Problem. Copy every record below exactly as written, but leave out the pictures.

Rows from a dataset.
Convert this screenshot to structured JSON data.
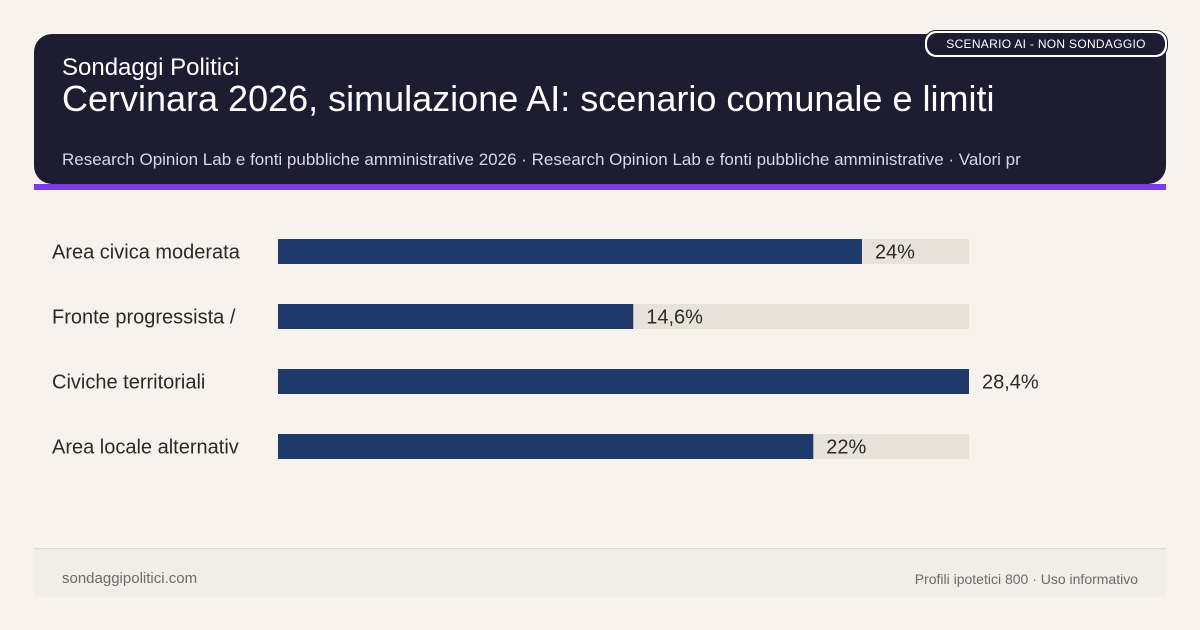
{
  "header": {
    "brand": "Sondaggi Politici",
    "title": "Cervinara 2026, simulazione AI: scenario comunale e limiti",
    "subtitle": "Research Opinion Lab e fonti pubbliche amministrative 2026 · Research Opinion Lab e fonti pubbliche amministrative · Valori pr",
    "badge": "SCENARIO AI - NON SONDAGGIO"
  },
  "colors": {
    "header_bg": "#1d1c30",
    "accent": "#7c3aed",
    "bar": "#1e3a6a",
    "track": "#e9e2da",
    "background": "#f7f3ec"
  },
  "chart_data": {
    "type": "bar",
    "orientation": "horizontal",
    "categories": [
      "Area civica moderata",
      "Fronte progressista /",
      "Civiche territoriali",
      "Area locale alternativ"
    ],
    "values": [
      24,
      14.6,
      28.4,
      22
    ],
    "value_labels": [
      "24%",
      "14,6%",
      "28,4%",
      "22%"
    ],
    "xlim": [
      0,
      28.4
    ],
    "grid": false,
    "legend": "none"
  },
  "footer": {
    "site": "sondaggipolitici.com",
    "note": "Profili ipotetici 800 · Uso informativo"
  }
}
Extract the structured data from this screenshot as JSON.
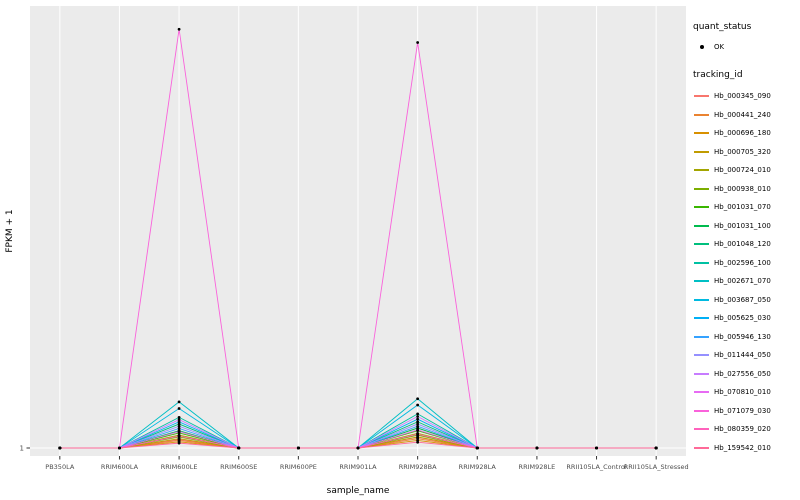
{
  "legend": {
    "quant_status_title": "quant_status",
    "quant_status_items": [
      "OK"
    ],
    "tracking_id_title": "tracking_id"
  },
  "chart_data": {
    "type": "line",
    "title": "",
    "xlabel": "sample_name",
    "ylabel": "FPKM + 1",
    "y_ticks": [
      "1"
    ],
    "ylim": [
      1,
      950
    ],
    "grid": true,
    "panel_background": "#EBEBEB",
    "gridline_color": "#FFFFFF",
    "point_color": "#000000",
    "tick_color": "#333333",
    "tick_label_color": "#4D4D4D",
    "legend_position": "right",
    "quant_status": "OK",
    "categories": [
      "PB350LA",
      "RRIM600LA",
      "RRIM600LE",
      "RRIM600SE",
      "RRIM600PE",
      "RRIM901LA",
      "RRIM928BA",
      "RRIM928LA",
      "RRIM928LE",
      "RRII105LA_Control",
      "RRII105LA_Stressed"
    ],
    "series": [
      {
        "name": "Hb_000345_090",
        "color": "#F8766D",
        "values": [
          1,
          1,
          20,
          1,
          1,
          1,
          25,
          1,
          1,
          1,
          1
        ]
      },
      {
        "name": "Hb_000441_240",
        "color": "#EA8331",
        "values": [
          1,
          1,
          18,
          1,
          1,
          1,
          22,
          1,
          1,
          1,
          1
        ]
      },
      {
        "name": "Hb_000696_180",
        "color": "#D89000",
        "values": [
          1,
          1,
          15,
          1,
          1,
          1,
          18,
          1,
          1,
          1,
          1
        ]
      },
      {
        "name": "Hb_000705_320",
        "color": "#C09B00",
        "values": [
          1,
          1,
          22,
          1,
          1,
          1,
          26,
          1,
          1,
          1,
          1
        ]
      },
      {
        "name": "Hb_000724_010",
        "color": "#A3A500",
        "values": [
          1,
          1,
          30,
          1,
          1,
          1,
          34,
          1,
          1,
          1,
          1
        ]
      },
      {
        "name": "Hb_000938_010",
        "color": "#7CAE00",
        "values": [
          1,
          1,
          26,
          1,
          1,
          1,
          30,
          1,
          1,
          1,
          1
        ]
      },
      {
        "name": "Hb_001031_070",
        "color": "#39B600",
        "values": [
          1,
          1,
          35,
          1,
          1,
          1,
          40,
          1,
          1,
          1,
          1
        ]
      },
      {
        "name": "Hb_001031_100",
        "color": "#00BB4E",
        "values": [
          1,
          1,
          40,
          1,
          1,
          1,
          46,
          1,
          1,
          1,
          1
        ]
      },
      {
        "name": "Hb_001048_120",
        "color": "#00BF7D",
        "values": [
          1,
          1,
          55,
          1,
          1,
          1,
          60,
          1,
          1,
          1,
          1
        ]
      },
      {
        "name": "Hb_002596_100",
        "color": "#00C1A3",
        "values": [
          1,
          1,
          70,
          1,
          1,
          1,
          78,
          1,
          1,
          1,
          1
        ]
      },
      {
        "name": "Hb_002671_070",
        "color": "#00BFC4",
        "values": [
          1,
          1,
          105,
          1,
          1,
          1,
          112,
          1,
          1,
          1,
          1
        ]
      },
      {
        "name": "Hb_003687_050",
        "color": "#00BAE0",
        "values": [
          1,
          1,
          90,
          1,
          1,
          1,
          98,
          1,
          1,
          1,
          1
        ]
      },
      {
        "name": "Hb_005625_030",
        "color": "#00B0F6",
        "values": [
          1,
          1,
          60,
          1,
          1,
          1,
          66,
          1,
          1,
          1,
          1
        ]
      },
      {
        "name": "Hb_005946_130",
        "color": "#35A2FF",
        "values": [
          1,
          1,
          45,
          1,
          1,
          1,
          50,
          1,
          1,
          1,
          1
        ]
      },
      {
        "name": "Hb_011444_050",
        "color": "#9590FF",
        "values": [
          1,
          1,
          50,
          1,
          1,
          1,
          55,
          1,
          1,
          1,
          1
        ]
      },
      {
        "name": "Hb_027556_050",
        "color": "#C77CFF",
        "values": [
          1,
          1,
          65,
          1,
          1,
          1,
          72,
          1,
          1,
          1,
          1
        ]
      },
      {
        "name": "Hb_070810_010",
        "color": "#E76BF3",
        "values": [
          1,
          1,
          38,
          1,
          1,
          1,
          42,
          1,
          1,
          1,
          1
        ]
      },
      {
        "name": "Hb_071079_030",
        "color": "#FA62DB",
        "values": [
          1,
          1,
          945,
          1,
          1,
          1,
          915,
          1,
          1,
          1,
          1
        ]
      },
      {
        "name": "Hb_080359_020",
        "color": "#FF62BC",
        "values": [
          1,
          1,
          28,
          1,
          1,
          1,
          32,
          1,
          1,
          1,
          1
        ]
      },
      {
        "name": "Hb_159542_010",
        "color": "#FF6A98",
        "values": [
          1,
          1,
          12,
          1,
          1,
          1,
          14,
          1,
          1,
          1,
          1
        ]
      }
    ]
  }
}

Solution to this exercise.
Convert this screenshot to structured JSON data.
{
  "header": {
    "brand": "Sondaggi Politici",
    "title": "Cervinara 2026, simulazione AI: scenario comunale e limiti",
    "subtitle": "Research Opinion Lab e fonti pubbliche amministrative 2026 · Research Opinion Lab e fonti pubbliche amministrative · Valori pr",
    "badge": "SCENARIO AI - NON SONDAGGIO"
  },
  "colors": {
    "header_bg": "#1d1c30",
    "accent": "#7c3aed",
    "bar": "#1e3a6a",
    "track": "#e9e2da",
    "background": "#f7f3ec"
  },
  "chart_data": {
    "type": "bar",
    "orientation": "horizontal",
    "categories": [
      "Area civica moderata",
      "Fronte progressista /",
      "Civiche territoriali",
      "Area locale alternativ"
    ],
    "values": [
      24,
      14.6,
      28.4,
      22
    ],
    "value_labels": [
      "24%",
      "14,6%",
      "28,4%",
      "22%"
    ],
    "xlim": [
      0,
      28.4
    ],
    "grid": false,
    "legend": "none"
  },
  "footer": {
    "site": "sondaggipolitici.com",
    "note": "Profili ipotetici 800 · Uso informativo"
  }
}
Extract the structured data from this screenshot as JSON.
{
  "legend": {
    "quant_status_title": "quant_status",
    "quant_status_items": [
      "OK"
    ],
    "tracking_id_title": "tracking_id"
  },
  "chart_data": {
    "type": "line",
    "title": "",
    "xlabel": "sample_name",
    "ylabel": "FPKM + 1",
    "y_ticks": [
      "1"
    ],
    "ylim": [
      1,
      950
    ],
    "grid": true,
    "panel_background": "#EBEBEB",
    "gridline_color": "#FFFFFF",
    "point_color": "#000000",
    "tick_color": "#333333",
    "tick_label_color": "#4D4D4D",
    "legend_position": "right",
    "quant_status": "OK",
    "categories": [
      "PB350LA",
      "RRIM600LA",
      "RRIM600LE",
      "RRIM600SE",
      "RRIM600PE",
      "RRIM901LA",
      "RRIM928BA",
      "RRIM928LA",
      "RRIM928LE",
      "RRII105LA_Control",
      "RRII105LA_Stressed"
    ],
    "series": [
      {
        "name": "Hb_000345_090",
        "color": "#F8766D",
        "values": [
          1,
          1,
          20,
          1,
          1,
          1,
          25,
          1,
          1,
          1,
          1
        ]
      },
      {
        "name": "Hb_000441_240",
        "color": "#EA8331",
        "values": [
          1,
          1,
          18,
          1,
          1,
          1,
          22,
          1,
          1,
          1,
          1
        ]
      },
      {
        "name": "Hb_000696_180",
        "color": "#D89000",
        "values": [
          1,
          1,
          15,
          1,
          1,
          1,
          18,
          1,
          1,
          1,
          1
        ]
      },
      {
        "name": "Hb_000705_320",
        "color": "#C09B00",
        "values": [
          1,
          1,
          22,
          1,
          1,
          1,
          26,
          1,
          1,
          1,
          1
        ]
      },
      {
        "name": "Hb_000724_010",
        "color": "#A3A500",
        "values": [
          1,
          1,
          30,
          1,
          1,
          1,
          34,
          1,
          1,
          1,
          1
        ]
      },
      {
        "name": "Hb_000938_010",
        "color": "#7CAE00",
        "values": [
          1,
          1,
          26,
          1,
          1,
          1,
          30,
          1,
          1,
          1,
          1
        ]
      },
      {
        "name": "Hb_001031_070",
        "color": "#39B600",
        "values": [
          1,
          1,
          35,
          1,
          1,
          1,
          40,
          1,
          1,
          1,
          1
        ]
      },
      {
        "name": "Hb_001031_100",
        "color": "#00BB4E",
        "values": [
          1,
          1,
          40,
          1,
          1,
          1,
          46,
          1,
          1,
          1,
          1
        ]
      },
      {
        "name": "Hb_001048_120",
        "color": "#00BF7D",
        "values": [
          1,
          1,
          55,
          1,
          1,
          1,
          60,
          1,
          1,
          1,
          1
        ]
      },
      {
        "name": "Hb_002596_100",
        "color": "#00C1A3",
        "values": [
          1,
          1,
          70,
          1,
          1,
          1,
          78,
          1,
          1,
          1,
          1
        ]
      },
      {
        "name": "Hb_002671_070",
        "color": "#00BFC4",
        "values": [
          1,
          1,
          105,
          1,
          1,
          1,
          112,
          1,
          1,
          1,
          1
        ]
      },
      {
        "name": "Hb_003687_050",
        "color": "#00BAE0",
        "values": [
          1,
          1,
          90,
          1,
          1,
          1,
          98,
          1,
          1,
          1,
          1
        ]
      },
      {
        "name": "Hb_005625_030",
        "color": "#00B0F6",
        "values": [
          1,
          1,
          60,
          1,
          1,
          1,
          66,
          1,
          1,
          1,
          1
        ]
      },
      {
        "name": "Hb_005946_130",
        "color": "#35A2FF",
        "values": [
          1,
          1,
          45,
          1,
          1,
          1,
          50,
          1,
          1,
          1,
          1
        ]
      },
      {
        "name": "Hb_011444_050",
        "color": "#9590FF",
        "values": [
          1,
          1,
          50,
          1,
          1,
          1,
          55,
          1,
          1,
          1,
          1
        ]
      },
      {
        "name": "Hb_027556_050",
        "color": "#C77CFF",
        "values": [
          1,
          1,
          65,
          1,
          1,
          1,
          72,
          1,
          1,
          1,
          1
        ]
      },
      {
        "name": "Hb_070810_010",
        "color": "#E76BF3",
        "values": [
          1,
          1,
          38,
          1,
          1,
          1,
          42,
          1,
          1,
          1,
          1
        ]
      },
      {
        "name": "Hb_071079_030",
        "color": "#FA62DB",
        "values": [
          1,
          1,
          945,
          1,
          1,
          1,
          915,
          1,
          1,
          1,
          1
        ]
      },
      {
        "name": "Hb_080359_020",
        "color": "#FF62BC",
        "values": [
          1,
          1,
          28,
          1,
          1,
          1,
          32,
          1,
          1,
          1,
          1
        ]
      },
      {
        "name": "Hb_159542_010",
        "color": "#FF6A98",
        "values": [
          1,
          1,
          12,
          1,
          1,
          1,
          14,
          1,
          1,
          1,
          1
        ]
      }
    ]
  }
}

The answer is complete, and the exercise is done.